** Begin **

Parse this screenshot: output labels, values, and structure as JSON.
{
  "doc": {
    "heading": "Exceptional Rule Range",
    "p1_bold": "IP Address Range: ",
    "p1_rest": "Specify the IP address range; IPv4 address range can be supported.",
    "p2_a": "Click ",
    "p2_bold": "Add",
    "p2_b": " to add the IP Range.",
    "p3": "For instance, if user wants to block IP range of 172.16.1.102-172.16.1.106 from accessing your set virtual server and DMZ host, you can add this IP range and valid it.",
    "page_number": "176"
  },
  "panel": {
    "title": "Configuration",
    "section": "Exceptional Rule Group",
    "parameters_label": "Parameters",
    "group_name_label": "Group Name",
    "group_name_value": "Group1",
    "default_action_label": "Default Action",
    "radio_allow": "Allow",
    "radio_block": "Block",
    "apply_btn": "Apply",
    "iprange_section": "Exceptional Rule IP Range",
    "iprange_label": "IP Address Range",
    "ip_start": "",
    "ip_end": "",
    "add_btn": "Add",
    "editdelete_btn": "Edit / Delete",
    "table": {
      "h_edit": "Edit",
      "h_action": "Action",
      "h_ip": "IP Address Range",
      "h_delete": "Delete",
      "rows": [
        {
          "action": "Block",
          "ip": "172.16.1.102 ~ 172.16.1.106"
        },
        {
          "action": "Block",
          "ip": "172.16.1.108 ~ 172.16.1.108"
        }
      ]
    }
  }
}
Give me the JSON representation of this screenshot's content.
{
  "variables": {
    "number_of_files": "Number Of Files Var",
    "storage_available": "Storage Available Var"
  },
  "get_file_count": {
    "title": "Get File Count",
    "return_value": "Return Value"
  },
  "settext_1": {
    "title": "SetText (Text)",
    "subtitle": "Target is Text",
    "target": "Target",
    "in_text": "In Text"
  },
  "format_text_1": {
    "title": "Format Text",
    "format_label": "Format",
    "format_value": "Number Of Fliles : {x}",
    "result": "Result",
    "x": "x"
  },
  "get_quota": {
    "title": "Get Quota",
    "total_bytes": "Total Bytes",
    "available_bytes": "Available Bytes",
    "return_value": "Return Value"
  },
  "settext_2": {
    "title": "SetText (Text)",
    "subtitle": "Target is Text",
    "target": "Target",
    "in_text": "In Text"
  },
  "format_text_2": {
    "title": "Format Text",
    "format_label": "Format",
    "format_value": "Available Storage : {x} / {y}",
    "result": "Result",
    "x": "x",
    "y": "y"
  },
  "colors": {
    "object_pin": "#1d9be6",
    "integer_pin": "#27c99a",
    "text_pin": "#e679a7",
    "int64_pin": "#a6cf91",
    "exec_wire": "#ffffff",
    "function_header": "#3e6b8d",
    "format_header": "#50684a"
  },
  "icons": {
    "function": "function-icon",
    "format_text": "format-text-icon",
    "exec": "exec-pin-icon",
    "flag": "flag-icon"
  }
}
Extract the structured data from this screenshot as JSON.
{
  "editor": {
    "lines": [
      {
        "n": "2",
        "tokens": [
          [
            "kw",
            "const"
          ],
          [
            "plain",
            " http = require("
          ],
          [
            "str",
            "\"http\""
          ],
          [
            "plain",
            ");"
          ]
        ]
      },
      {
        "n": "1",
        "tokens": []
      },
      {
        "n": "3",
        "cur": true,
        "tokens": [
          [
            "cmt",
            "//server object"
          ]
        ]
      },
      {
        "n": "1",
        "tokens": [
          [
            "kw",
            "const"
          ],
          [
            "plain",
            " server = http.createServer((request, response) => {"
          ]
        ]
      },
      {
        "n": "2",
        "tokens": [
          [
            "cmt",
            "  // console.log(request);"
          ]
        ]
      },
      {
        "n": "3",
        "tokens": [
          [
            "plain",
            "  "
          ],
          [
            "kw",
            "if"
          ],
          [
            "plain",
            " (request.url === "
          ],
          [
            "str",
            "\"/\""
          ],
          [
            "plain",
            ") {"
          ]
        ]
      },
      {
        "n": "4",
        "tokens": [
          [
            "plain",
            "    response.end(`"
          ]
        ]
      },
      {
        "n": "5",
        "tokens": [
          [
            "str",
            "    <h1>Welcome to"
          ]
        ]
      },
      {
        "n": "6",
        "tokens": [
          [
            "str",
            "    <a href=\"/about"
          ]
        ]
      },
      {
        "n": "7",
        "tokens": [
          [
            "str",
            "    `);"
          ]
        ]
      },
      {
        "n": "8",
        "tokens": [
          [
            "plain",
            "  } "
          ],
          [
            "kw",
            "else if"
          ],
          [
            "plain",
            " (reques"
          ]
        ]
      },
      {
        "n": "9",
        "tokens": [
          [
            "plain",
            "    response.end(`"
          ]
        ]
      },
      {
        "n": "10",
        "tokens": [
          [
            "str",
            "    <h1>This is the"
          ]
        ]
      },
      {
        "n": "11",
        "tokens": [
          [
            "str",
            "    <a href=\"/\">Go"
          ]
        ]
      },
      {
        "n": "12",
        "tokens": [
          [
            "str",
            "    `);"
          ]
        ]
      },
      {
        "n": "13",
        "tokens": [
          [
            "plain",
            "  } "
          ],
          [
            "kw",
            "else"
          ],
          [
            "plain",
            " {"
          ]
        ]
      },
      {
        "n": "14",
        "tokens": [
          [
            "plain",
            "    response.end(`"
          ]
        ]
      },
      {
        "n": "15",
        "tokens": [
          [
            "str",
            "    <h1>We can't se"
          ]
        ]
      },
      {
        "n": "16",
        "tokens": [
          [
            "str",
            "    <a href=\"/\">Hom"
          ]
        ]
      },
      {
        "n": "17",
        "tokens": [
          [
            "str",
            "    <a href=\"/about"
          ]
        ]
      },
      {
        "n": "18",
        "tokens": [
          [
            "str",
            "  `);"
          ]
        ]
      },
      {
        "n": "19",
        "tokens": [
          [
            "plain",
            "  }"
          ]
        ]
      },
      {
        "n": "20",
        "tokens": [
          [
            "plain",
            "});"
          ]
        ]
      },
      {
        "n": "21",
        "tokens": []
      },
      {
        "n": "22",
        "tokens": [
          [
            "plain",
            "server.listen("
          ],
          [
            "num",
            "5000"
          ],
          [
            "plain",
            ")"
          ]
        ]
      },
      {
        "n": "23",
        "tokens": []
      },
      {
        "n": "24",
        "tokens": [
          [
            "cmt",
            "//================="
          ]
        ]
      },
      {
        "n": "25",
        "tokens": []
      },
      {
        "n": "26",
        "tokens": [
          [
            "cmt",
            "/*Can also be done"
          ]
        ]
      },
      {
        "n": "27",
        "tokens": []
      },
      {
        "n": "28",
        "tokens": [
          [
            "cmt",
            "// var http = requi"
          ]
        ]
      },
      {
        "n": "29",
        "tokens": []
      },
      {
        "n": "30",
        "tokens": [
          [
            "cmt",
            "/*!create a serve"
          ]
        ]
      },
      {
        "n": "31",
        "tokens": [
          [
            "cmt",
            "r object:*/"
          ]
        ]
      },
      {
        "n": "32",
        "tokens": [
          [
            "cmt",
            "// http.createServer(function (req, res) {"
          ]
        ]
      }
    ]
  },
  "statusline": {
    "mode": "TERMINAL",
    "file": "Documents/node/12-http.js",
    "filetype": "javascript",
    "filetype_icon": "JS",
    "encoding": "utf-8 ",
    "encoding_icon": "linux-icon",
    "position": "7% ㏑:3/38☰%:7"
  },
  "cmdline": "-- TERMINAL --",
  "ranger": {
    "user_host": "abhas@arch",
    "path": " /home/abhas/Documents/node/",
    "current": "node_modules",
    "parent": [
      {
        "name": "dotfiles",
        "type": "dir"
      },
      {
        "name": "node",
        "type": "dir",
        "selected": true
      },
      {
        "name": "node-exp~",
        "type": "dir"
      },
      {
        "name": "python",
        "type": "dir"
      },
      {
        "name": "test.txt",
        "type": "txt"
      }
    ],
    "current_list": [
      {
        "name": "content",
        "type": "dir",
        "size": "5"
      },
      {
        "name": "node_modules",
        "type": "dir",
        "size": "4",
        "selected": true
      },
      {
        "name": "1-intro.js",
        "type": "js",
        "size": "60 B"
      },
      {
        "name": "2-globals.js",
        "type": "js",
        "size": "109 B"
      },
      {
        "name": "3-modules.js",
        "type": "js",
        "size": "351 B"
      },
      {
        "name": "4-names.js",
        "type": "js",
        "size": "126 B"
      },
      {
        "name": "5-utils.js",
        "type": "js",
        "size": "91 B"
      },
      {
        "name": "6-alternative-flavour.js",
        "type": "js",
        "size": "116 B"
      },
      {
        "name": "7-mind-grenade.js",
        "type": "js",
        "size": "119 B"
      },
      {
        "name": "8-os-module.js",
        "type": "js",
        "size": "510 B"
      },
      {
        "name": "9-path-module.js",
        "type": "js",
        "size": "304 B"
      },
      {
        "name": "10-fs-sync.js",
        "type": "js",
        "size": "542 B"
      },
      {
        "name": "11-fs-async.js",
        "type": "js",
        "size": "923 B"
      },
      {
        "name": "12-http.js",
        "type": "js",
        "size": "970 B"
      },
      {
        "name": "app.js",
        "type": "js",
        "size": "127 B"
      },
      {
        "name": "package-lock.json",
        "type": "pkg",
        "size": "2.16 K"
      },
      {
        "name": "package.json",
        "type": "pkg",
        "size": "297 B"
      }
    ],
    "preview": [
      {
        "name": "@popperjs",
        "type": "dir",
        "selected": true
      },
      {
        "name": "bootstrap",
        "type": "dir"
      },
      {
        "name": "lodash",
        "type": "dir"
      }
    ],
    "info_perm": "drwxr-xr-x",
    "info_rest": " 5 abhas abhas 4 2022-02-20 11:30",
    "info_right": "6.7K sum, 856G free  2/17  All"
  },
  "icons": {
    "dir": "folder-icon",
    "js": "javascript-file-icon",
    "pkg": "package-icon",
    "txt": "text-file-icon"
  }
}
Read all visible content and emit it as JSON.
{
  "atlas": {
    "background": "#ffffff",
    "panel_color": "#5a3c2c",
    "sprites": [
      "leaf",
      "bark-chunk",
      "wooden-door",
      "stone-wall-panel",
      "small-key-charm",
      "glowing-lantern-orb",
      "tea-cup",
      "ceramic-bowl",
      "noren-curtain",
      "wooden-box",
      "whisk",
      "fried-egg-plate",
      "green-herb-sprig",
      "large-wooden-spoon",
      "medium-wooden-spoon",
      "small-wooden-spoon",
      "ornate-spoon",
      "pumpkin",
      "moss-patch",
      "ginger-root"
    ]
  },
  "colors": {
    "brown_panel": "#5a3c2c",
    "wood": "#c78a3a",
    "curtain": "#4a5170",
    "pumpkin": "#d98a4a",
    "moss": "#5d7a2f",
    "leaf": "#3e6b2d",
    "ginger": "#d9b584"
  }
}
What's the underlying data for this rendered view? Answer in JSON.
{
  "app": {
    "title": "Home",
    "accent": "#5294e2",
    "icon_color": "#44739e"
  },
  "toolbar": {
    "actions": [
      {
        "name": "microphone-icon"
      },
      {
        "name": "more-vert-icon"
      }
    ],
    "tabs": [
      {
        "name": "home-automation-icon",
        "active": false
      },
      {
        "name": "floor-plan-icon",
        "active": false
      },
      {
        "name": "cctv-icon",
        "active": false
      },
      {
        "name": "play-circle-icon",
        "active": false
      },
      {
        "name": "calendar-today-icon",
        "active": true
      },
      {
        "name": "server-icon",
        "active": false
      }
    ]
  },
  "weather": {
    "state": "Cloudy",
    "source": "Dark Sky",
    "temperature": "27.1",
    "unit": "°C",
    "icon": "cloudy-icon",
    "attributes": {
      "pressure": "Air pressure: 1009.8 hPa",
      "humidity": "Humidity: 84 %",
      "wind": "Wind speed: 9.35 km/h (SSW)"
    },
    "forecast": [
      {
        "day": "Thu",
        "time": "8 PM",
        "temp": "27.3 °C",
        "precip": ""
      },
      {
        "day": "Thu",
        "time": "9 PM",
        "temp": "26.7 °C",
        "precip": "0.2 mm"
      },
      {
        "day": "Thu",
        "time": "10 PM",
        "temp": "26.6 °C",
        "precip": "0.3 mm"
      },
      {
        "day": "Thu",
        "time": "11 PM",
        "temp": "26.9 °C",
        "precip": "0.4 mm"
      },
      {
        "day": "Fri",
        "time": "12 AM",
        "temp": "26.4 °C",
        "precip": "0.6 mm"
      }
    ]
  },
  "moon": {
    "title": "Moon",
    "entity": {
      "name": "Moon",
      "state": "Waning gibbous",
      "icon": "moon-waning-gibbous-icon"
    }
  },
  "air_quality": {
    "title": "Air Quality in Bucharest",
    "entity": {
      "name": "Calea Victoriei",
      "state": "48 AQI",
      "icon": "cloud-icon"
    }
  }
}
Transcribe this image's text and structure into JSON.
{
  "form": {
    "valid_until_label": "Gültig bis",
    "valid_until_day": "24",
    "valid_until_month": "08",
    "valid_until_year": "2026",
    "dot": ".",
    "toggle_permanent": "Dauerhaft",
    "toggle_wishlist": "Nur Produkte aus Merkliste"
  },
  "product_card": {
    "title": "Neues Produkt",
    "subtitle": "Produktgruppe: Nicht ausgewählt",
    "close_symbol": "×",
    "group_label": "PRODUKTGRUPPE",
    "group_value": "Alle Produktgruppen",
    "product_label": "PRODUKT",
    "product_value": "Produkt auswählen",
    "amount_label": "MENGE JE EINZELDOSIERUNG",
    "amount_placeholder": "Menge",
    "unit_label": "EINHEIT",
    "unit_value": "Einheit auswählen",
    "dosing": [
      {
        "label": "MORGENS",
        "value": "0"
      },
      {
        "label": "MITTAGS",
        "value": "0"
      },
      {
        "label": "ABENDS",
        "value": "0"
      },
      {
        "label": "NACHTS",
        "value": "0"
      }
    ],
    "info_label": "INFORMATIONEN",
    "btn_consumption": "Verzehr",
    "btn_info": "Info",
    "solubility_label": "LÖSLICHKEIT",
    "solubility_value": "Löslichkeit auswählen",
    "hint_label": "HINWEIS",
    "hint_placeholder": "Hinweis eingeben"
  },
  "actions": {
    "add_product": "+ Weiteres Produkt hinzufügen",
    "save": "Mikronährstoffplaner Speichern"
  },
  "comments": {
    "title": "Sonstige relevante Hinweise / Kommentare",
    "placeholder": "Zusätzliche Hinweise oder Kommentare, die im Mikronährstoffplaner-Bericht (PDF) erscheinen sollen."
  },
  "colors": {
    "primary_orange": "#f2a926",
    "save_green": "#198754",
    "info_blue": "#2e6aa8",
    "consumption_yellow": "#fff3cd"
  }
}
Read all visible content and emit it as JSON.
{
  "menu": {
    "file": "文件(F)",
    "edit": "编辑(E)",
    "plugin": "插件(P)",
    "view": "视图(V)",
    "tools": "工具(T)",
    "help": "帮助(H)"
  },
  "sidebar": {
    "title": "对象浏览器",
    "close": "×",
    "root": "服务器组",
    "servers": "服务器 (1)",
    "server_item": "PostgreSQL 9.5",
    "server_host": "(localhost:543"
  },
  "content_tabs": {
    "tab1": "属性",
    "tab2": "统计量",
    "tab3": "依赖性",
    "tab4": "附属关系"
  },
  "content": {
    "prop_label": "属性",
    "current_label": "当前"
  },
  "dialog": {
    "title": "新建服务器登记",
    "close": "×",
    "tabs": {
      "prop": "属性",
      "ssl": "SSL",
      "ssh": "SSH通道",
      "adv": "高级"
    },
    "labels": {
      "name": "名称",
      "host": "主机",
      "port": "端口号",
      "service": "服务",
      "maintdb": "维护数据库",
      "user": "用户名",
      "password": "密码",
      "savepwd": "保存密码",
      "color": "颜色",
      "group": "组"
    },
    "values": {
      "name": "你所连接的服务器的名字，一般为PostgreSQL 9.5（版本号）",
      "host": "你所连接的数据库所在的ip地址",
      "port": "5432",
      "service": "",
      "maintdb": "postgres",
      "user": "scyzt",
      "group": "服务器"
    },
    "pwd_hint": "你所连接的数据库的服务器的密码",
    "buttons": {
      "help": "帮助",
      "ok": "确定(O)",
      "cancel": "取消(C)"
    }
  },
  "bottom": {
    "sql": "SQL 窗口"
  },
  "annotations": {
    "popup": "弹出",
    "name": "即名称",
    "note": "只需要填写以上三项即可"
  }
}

** End **

- Exercise details:
Find the word "Exceptional" in the records and pull out each line that has it.

- Output:
    "heading": "Exceptional Rule Range",
    "section": "Exceptional Rule Group",
    "iprange_section": "Exceptional Rule IP Range",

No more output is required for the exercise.